====== MATERIAL FOR THE TASK

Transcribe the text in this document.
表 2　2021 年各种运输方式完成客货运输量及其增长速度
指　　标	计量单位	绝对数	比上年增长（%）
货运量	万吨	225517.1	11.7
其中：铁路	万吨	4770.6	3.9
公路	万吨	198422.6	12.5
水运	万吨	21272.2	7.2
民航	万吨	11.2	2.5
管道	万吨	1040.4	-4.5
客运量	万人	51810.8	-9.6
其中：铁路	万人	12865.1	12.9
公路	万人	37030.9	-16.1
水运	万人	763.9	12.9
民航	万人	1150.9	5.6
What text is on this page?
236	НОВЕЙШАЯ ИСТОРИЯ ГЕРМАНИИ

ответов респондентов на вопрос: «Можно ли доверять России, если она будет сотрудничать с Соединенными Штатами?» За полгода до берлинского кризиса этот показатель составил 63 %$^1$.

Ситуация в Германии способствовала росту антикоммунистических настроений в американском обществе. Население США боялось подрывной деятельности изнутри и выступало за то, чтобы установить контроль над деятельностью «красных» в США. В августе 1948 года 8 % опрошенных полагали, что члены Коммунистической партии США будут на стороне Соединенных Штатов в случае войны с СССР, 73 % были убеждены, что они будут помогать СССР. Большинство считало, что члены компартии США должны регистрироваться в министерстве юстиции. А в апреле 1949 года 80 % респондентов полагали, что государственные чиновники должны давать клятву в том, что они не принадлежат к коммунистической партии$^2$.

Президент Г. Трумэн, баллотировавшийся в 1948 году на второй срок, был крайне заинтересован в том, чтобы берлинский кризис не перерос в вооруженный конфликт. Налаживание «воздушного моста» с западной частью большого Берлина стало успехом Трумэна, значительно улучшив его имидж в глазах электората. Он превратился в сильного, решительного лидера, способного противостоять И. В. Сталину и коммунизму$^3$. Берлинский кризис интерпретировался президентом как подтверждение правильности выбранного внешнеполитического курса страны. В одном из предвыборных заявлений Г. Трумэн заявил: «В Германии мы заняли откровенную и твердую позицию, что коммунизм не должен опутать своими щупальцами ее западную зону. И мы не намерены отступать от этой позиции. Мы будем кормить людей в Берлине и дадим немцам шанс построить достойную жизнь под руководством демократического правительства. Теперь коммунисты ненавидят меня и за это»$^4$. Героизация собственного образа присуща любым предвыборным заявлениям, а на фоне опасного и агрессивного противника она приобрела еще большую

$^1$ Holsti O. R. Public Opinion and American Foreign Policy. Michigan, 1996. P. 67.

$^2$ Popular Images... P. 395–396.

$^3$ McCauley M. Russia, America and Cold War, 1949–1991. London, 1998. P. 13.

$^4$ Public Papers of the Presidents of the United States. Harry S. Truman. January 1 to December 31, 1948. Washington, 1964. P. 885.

============

# EXERCISE INSTRUCTIONS
Copy every line of the records word for word.

# SOLVED PROBLEM
Transcribe the text in this document.
表 2　2021 年各种运输方式完成客货运输量及其增长速度
指　　标	计量单位	绝对数	比上年增长（%）
货运量	万吨	225517.1	11.7
其中：铁路	万吨	4770.6	3.9
公路	万吨	198422.6	12.5
水运	万吨	21272.2	7.2
民航	万吨	11.2	2.5
管道	万吨	1040.4	-4.5
客运量	万人	51810.8	-9.6
其中：铁路	万人	12865.1	12.9
公路	万人	37030.9	-16.1
水运	万人	763.9	12.9
民航	万人	1150.9	5.6
What text is on this page?
236	НОВЕЙШАЯ ИСТОРИЯ ГЕРМАНИИ

ответов респондентов на вопрос: «Можно ли доверять России, если она будет сотрудничать с Соединенными Штатами?» За полгода до берлинского кризиса этот показатель составил 63 %$^1$.

Ситуация в Германии способствовала росту антикоммунистических настроений в американском обществе. Население США боялось подрывной деятельности изнутри и выступало за то, чтобы установить контроль над деятельностью «красных» в США. В августе 1948 года 8 % опрошенных полагали, что члены Коммунистической партии США будут на стороне Соединенных Штатов в случае войны с СССР, 73 % были убеждены, что они будут помогать СССР. Большинство считало, что члены компартии США должны регистрироваться в министерстве юстиции. А в апреле 1949 года 80 % респондентов полагали, что государственные чиновники должны давать клятву в том, что они не принадлежат к коммунистической партии$^2$.

Президент Г. Трумэн, баллотировавшийся в 1948 году на второй срок, был крайне заинтересован в том, чтобы берлинский кризис не перерос в вооруженный конфликт. Налаживание «воздушного моста» с западной частью большого Берлина стало успехом Трумэна, значительно улучшив его имидж в глазах электората. Он превратился в сильного, решительного лидера, способного противостоять И. В. Сталину и коммунизму$^3$. Берлинский кризис интерпретировался президентом как подтверждение правильности выбранного внешнеполитического курса страны. В одном из предвыборных заявлений Г. Трумэн заявил: «В Германии мы заняли откровенную и твердую позицию, что коммунизм не должен опутать своими щупальцами ее западную зону. И мы не намерены отступать от этой позиции. Мы будем кормить людей в Берлине и дадим немцам шанс построить достойную жизнь под руководством демократического правительства. Теперь коммунисты ненавидят меня и за это»$^4$. Героизация собственного образа присуща любым предвыборным заявлениям, а на фоне опасного и агрессивного противника она приобрела еще большую

$^1$ Holsti O. R. Public Opinion and American Foreign Policy. Michigan, 1996. P. 67.

$^2$ Popular Images... P. 395–396.

$^3$ McCauley M. Russia, America and Cold War, 1949–1991. London, 1998. P. 13.

$^4$ Public Papers of the Presidents of the United States. Harry S. Truman. January 1 to December 31, 1948. Washington, 1964. P. 885.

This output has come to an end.